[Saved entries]
☆ ☆ ☆ ☆ ☆ ☆ ☆
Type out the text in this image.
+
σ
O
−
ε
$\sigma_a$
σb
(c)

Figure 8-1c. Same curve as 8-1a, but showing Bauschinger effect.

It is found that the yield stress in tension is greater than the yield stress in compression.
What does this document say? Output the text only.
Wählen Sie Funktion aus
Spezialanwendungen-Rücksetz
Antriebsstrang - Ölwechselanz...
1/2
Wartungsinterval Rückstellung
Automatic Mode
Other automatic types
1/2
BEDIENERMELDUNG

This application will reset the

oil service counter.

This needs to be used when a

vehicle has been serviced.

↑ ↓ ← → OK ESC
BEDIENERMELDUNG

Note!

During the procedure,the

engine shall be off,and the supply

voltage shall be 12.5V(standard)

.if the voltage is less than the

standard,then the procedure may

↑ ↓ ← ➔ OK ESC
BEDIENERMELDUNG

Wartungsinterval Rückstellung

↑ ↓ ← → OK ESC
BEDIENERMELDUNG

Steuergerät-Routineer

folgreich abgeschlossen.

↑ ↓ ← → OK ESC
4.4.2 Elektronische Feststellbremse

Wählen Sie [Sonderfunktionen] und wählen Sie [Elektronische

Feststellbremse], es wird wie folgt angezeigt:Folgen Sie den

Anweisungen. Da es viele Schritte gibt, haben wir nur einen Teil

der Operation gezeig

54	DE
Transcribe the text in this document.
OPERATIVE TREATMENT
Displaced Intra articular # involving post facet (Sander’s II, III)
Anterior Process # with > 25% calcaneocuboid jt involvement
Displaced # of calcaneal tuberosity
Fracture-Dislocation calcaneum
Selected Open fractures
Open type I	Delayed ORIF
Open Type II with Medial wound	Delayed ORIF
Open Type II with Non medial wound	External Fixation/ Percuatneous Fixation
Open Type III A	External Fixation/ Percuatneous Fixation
☆ ☆ ☆ ☆ ☆ ☆ ☆
__What you will do__.
Copy out exactly the lines between the line with "Transcribe the text in this document." and the last line of the entries, counting both of those lines.

__Solution for this problem__.
Transcribe the text in this document.
OPERATIVE TREATMENT
Displaced Intra articular # involving post facet (Sander’s II, III)
Anterior Process # with > 25% calcaneocuboid jt involvement
Displaced # of calcaneal tuberosity
Fracture-Dislocation calcaneum
Selected Open fractures
Open type I	Delayed ORIF
Open Type II with Medial wound	Delayed ORIF
Open Type II with Non medial wound	External Fixation/ Percuatneous Fixation
Open Type III A	External Fixation/ Percuatneous Fixation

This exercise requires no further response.